▸ **Input records**

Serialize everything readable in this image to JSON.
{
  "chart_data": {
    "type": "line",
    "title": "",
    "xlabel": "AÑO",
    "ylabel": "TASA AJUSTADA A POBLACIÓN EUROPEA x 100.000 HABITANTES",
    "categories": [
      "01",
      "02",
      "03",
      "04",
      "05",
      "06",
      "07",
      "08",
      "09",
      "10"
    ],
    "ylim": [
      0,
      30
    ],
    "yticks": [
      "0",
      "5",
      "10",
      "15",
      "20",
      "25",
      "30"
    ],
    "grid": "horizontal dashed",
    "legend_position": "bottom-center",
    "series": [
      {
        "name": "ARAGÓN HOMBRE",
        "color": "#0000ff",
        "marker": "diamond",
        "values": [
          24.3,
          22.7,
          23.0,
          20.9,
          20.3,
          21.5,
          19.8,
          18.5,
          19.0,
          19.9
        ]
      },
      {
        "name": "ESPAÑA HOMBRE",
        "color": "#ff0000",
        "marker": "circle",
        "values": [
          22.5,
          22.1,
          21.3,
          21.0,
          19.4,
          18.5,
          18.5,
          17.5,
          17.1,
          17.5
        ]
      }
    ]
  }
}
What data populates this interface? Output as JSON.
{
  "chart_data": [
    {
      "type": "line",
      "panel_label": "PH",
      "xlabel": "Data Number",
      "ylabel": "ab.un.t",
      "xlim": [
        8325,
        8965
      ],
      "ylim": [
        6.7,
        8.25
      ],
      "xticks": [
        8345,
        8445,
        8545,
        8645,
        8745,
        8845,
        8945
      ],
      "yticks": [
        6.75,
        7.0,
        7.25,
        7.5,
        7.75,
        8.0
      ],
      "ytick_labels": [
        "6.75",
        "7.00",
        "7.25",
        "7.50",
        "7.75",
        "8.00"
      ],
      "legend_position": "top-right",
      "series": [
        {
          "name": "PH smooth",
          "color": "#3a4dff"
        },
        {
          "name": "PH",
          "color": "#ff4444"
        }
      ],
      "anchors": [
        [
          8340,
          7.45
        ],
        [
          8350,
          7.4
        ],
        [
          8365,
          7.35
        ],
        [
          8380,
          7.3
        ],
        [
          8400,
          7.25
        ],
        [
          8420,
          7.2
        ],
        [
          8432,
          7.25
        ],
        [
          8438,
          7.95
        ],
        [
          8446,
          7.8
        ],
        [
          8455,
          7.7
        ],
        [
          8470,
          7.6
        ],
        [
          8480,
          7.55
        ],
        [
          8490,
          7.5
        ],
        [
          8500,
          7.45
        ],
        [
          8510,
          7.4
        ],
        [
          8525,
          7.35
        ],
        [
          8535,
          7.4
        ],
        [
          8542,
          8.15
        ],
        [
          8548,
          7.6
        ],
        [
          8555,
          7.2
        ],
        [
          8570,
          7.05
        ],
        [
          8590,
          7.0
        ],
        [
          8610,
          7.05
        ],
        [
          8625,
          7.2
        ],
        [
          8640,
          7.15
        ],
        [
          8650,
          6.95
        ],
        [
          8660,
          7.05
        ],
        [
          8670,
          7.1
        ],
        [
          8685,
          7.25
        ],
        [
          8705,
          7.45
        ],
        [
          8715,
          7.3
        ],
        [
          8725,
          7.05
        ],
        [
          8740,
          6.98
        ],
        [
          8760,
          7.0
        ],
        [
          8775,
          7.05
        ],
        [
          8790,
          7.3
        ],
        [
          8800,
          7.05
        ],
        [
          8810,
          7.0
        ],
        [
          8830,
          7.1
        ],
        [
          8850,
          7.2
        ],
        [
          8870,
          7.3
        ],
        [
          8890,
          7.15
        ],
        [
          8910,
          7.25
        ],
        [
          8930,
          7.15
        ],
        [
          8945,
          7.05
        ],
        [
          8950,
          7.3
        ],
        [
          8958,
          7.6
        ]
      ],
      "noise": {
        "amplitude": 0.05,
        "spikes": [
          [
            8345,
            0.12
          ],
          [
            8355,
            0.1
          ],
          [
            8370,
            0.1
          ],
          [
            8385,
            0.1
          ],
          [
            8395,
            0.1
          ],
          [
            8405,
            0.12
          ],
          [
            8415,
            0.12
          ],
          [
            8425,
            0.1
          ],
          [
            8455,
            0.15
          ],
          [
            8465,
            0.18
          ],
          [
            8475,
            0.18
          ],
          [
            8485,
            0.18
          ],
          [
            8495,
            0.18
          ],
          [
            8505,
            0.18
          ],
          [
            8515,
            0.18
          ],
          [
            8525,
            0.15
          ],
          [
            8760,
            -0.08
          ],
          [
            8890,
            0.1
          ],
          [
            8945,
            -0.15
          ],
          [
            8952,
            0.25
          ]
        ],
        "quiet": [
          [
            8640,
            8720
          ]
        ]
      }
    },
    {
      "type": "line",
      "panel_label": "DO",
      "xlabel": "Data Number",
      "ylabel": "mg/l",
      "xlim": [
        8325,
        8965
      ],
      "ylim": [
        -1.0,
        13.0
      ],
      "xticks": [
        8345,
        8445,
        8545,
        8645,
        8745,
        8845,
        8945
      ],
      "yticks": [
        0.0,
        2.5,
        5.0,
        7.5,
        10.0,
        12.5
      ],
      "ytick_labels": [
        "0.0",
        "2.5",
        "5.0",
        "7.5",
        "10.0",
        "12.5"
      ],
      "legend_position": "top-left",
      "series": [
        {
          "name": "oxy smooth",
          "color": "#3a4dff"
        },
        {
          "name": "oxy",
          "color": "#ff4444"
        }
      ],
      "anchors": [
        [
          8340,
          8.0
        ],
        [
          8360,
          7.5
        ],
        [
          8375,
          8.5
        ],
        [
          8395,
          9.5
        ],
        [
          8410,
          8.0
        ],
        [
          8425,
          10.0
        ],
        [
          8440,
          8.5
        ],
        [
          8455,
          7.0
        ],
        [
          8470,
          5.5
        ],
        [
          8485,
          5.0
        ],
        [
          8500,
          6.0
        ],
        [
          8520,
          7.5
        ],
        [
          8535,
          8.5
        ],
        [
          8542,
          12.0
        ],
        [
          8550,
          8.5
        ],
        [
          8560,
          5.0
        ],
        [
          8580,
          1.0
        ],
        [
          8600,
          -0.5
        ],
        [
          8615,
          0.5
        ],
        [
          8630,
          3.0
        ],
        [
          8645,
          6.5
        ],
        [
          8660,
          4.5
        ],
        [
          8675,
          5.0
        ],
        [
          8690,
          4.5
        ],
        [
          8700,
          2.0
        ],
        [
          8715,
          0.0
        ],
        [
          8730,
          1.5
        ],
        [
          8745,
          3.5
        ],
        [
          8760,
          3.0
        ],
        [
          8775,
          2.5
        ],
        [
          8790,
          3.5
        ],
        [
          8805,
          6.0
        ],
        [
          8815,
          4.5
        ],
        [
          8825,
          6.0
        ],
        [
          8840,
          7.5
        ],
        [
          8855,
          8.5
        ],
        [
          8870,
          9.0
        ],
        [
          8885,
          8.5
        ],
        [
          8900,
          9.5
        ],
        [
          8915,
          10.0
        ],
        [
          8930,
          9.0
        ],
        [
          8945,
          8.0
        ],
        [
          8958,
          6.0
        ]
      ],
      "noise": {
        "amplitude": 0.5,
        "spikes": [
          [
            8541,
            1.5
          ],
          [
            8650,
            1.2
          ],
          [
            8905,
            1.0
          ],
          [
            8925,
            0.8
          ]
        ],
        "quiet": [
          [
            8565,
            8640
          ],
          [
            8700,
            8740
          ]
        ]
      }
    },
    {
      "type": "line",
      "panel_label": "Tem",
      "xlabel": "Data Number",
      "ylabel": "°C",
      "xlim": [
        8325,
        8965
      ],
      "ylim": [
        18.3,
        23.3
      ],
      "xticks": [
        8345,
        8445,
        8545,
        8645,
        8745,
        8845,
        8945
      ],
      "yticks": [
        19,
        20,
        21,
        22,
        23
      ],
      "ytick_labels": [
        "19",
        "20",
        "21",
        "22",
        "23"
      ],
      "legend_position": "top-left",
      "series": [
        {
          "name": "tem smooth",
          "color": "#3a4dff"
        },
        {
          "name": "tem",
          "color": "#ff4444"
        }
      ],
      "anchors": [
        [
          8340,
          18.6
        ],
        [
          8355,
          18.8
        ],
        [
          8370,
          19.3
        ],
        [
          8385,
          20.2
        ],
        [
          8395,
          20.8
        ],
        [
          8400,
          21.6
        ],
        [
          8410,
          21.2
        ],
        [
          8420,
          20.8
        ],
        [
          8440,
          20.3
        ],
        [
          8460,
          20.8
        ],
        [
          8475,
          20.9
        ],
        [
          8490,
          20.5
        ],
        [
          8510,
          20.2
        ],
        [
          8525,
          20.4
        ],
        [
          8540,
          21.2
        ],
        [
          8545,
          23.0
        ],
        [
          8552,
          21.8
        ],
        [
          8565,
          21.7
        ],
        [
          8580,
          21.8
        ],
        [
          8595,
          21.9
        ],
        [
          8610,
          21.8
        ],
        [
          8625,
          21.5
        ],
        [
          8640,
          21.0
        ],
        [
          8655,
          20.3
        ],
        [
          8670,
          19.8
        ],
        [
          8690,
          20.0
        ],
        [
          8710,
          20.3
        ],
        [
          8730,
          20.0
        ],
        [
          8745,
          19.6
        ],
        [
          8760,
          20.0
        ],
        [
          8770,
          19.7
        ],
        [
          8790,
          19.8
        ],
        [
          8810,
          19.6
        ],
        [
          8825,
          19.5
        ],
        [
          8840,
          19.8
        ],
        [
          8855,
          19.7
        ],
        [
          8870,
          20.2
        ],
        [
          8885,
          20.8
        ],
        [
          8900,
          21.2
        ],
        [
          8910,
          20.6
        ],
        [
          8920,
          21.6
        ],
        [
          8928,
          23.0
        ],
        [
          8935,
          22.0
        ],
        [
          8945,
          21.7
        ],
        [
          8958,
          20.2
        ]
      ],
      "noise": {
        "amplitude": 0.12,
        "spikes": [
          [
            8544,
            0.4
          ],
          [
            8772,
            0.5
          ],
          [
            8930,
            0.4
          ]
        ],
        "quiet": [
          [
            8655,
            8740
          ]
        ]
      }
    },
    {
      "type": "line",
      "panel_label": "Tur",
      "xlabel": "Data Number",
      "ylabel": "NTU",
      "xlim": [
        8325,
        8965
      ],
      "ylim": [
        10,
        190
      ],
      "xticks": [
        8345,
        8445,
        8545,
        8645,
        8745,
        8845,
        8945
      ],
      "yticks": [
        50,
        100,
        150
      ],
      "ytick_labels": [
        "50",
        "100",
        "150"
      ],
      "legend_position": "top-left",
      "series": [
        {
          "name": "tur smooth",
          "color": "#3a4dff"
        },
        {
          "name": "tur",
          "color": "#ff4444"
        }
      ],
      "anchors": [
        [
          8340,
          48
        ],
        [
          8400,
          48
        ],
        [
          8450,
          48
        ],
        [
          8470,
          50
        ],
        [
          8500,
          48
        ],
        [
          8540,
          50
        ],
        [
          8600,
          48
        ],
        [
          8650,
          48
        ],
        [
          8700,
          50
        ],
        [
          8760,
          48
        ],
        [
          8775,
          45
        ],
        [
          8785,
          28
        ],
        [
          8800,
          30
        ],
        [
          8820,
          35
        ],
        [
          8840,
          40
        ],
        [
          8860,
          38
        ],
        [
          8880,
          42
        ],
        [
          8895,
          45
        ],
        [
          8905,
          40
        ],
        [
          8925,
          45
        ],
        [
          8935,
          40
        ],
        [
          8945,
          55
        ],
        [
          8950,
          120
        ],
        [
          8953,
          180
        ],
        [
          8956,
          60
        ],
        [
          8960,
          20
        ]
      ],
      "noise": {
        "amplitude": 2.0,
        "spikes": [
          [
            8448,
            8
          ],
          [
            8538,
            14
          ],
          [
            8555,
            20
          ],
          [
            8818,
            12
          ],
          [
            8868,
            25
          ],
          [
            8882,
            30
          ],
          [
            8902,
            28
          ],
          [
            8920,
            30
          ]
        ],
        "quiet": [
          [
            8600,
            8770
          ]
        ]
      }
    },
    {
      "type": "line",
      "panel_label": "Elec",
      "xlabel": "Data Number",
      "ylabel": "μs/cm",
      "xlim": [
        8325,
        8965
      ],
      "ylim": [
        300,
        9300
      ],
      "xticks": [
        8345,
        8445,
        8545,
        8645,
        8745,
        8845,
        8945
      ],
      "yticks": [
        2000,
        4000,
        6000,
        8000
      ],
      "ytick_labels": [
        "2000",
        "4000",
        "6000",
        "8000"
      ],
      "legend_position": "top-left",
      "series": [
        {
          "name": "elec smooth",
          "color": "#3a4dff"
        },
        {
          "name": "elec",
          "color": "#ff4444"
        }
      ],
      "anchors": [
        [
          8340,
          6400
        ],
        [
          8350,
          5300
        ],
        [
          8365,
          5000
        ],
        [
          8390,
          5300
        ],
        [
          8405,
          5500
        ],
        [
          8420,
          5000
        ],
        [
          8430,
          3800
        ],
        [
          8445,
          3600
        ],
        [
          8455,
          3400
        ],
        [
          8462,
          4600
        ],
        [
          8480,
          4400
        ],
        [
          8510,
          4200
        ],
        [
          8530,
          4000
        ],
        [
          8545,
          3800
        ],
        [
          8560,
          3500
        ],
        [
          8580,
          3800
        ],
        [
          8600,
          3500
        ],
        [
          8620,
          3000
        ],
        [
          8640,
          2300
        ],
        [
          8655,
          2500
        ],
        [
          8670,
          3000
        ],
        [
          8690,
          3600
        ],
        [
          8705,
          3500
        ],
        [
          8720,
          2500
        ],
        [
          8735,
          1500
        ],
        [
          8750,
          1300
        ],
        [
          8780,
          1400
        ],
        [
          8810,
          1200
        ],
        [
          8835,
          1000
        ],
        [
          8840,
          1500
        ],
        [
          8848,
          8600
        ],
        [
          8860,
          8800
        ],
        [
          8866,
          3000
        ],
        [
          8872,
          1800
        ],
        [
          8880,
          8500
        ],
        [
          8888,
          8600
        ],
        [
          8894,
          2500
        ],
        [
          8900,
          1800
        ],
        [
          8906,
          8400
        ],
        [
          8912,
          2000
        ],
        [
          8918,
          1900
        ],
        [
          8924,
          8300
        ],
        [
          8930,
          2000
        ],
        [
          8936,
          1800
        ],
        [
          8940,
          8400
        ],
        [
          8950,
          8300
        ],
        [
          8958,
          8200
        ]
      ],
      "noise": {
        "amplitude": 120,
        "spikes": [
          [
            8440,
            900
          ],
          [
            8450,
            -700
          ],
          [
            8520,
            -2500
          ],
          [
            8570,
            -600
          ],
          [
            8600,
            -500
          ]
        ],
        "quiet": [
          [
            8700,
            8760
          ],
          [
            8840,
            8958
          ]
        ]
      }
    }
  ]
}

▸ **Instructions for the task**
Look through the entries above; copy each line where the string "ylabel" appears.

▸ **Written response**
    "ylabel": "TASA AJUSTADA A POBLACIÓN EUROPEA x 100.000 HABITANTES",
      "ylabel": "ab.un.t",
      "ylabel": "mg/l",
      "ylabel": "°C",
      "ylabel": "NTU",
      "ylabel": "μs/cm",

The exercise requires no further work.